Dataset rows:
--- START ---

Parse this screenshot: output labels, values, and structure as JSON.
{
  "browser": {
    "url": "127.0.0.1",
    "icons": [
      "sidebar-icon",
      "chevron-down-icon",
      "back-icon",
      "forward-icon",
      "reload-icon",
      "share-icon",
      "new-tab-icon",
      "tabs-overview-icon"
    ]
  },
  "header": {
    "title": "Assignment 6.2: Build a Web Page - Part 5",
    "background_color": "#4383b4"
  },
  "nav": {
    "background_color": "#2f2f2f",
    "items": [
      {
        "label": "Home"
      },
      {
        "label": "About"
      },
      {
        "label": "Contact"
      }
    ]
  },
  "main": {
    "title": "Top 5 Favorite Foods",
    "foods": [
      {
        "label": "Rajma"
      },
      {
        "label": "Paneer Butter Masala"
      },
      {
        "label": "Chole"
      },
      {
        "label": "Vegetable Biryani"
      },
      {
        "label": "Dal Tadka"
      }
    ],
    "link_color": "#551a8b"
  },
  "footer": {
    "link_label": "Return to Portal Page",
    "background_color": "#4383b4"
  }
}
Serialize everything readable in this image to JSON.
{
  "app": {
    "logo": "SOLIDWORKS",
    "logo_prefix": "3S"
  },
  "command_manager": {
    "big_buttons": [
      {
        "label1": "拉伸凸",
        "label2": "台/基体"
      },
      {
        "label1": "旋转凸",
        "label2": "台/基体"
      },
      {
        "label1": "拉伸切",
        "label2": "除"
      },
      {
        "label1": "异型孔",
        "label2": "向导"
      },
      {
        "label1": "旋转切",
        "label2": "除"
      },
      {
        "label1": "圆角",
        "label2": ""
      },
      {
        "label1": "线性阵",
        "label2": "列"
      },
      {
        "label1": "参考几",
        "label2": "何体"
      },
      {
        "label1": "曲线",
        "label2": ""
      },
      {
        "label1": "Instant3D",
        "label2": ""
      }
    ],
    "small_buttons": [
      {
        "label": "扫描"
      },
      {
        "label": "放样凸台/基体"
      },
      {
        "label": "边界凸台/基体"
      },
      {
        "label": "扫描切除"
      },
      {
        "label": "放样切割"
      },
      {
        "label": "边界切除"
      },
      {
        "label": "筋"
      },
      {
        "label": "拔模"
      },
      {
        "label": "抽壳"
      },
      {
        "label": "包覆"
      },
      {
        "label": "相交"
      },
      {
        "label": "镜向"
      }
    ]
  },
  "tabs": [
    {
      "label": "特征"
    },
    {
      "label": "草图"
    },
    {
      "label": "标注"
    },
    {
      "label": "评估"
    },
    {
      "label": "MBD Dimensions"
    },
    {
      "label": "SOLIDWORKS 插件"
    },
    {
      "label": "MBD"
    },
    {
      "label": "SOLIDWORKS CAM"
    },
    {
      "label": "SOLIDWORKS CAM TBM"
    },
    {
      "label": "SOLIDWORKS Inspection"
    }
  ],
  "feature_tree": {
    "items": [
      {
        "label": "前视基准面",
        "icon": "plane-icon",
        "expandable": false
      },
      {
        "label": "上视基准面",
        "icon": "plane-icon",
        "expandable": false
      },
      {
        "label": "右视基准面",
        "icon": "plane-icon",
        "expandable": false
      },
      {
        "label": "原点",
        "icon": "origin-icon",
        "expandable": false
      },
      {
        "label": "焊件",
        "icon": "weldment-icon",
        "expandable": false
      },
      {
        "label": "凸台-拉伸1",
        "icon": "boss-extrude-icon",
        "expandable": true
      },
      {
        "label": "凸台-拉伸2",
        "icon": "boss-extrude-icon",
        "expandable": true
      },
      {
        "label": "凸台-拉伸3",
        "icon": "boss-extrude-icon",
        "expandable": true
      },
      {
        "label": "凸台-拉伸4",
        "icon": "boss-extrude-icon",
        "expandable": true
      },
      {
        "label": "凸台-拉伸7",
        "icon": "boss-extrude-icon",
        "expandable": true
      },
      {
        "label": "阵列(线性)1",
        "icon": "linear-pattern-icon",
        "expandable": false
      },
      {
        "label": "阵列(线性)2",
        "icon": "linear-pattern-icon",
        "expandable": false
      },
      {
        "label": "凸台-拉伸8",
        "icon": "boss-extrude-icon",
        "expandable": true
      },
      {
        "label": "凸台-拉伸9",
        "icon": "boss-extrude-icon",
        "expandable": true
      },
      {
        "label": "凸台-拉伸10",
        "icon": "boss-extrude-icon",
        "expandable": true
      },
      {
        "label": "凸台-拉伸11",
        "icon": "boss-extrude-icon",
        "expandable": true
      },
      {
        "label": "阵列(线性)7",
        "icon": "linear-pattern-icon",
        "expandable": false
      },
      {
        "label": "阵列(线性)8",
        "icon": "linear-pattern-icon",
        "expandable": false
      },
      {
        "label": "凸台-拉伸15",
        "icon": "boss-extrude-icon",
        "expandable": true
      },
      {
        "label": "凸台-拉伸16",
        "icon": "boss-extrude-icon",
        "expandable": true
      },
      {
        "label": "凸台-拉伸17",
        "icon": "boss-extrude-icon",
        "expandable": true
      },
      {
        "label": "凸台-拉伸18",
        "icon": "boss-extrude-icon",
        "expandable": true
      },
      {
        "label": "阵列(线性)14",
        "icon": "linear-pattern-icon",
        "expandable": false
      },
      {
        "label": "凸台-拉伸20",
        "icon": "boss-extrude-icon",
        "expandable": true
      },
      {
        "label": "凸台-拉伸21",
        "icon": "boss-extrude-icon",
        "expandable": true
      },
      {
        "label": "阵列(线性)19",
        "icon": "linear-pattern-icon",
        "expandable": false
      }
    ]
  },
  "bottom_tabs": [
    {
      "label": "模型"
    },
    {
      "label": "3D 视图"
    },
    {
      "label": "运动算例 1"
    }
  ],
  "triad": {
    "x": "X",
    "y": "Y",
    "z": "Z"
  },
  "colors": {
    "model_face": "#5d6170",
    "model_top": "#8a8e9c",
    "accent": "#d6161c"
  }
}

--- END ---

__REQUEST__.
Exactly as shown above, return every record.

__COMPLETE OUTPUT__.
Parse this screenshot: output labels, values, and structure as JSON.
{
  "browser": {
    "url": "127.0.0.1",
    "icons": [
      "sidebar-icon",
      "chevron-down-icon",
      "back-icon",
      "forward-icon",
      "reload-icon",
      "share-icon",
      "new-tab-icon",
      "tabs-overview-icon"
    ]
  },
  "header": {
    "title": "Assignment 6.2: Build a Web Page - Part 5",
    "background_color": "#4383b4"
  },
  "nav": {
    "background_color": "#2f2f2f",
    "items": [
      {
        "label": "Home"
      },
      {
        "label": "About"
      },
      {
        "label": "Contact"
      }
    ]
  },
  "main": {
    "title": "Top 5 Favorite Foods",
    "foods": [
      {
        "label": "Rajma"
      },
      {
        "label": "Paneer Butter Masala"
      },
      {
        "label": "Chole"
      },
      {
        "label": "Vegetable Biryani"
      },
      {
        "label": "Dal Tadka"
      }
    ],
    "link_color": "#551a8b"
  },
  "footer": {
    "link_label": "Return to Portal Page",
    "background_color": "#4383b4"
  }
}
Serialize everything readable in this image to JSON.
{
  "app": {
    "logo": "SOLIDWORKS",
    "logo_prefix": "3S"
  },
  "command_manager": {
    "big_buttons": [
      {
        "label1": "拉伸凸",
        "label2": "台/基体"
      },
      {
        "label1": "旋转凸",
        "label2": "台/基体"
      },
      {
        "label1": "拉伸切",
        "label2": "除"
      },
      {
        "label1": "异型孔",
        "label2": "向导"
      },
      {
        "label1": "旋转切",
        "label2": "除"
      },
      {
        "label1": "圆角",
        "label2": ""
      },
      {
        "label1": "线性阵",
        "label2": "列"
      },
      {
        "label1": "参考几",
        "label2": "何体"
      },
      {
        "label1": "曲线",
        "label2": ""
      },
      {
        "label1": "Instant3D",
        "label2": ""
      }
    ],
    "small_buttons": [
      {
        "label": "扫描"
      },
      {
        "label": "放样凸台/基体"
      },
      {
        "label": "边界凸台/基体"
      },
      {
        "label": "扫描切除"
      },
      {
        "label": "放样切割"
      },
      {
        "label": "边界切除"
      },
      {
        "label": "筋"
      },
      {
        "label": "拔模"
      },
      {
        "label": "抽壳"
      },
      {
        "label": "包覆"
      },
      {
        "label": "相交"
      },
      {
        "label": "镜向"
      }
    ]
  },
  "tabs": [
    {
      "label": "特征"
    },
    {
      "label": "草图"
    },
    {
      "label": "标注"
    },
    {
      "label": "评估"
    },
    {
      "label": "MBD Dimensions"
    },
    {
      "label": "SOLIDWORKS 插件"
    },
    {
      "label": "MBD"
    },
    {
      "label": "SOLIDWORKS CAM"
    },
    {
      "label": "SOLIDWORKS CAM TBM"
    },
    {
      "label": "SOLIDWORKS Inspection"
    }
  ],
  "feature_tree": {
    "items": [
      {
        "label": "前视基准面",
        "icon": "plane-icon",
        "expandable": false
      },
      {
        "label": "上视基准面",
        "icon": "plane-icon",
        "expandable": false
      },
      {
        "label": "右视基准面",
        "icon": "plane-icon",
        "expandable": false
      },
      {
        "label": "原点",
        "icon": "origin-icon",
        "expandable": false
      },
      {
        "label": "焊件",
        "icon": "weldment-icon",
        "expandable": false
      },
      {
        "label": "凸台-拉伸1",
        "icon": "boss-extrude-icon",
        "expandable": true
      },
      {
        "label": "凸台-拉伸2",
        "icon": "boss-extrude-icon",
        "expandable": true
      },
      {
        "label": "凸台-拉伸3",
        "icon": "boss-extrude-icon",
        "expandable": true
      },
      {
        "label": "凸台-拉伸4",
        "icon": "boss-extrude-icon",
        "expandable": true
      },
      {
        "label": "凸台-拉伸7",
        "icon": "boss-extrude-icon",
        "expandable": true
      },
      {
        "label": "阵列(线性)1",
        "icon": "linear-pattern-icon",
        "expandable": false
      },
      {
        "label": "阵列(线性)2",
        "icon": "linear-pattern-icon",
        "expandable": false
      },
      {
        "label": "凸台-拉伸8",
        "icon": "boss-extrude-icon",
        "expandable": true
      },
      {
        "label": "凸台-拉伸9",
        "icon": "boss-extrude-icon",
        "expandable": true
      },
      {
        "label": "凸台-拉伸10",
        "icon": "boss-extrude-icon",
        "expandable": true
      },
      {
        "label": "凸台-拉伸11",
        "icon": "boss-extrude-icon",
        "expandable": true
      },
      {
        "label": "阵列(线性)7",
        "icon": "linear-pattern-icon",
        "expandable": false
      },
      {
        "label": "阵列(线性)8",
        "icon": "linear-pattern-icon",
        "expandable": false
      },
      {
        "label": "凸台-拉伸15",
        "icon": "boss-extrude-icon",
        "expandable": true
      },
      {
        "label": "凸台-拉伸16",
        "icon": "boss-extrude-icon",
        "expandable": true
      },
      {
        "label": "凸台-拉伸17",
        "icon": "boss-extrude-icon",
        "expandable": true
      },
      {
        "label": "凸台-拉伸18",
        "icon": "boss-extrude-icon",
        "expandable": true
      },
      {
        "label": "阵列(线性)14",
        "icon": "linear-pattern-icon",
        "expandable": false
      },
      {
        "label": "凸台-拉伸20",
        "icon": "boss-extrude-icon",
        "expandable": true
      },
      {
        "label": "凸台-拉伸21",
        "icon": "boss-extrude-icon",
        "expandable": true
      },
      {
        "label": "阵列(线性)19",
        "icon": "linear-pattern-icon",
        "expandable": false
      }
    ]
  },
  "bottom_tabs": [
    {
      "label": "模型"
    },
    {
      "label": "3D 视图"
    },
    {
      "label": "运动算例 1"
    }
  ],
  "triad": {
    "x": "X",
    "y": "Y",
    "z": "Z"
  },
  "colors": {
    "model_face": "#5d6170",
    "model_top": "#8a8e9c",
    "accent": "#d6161c"
  }
}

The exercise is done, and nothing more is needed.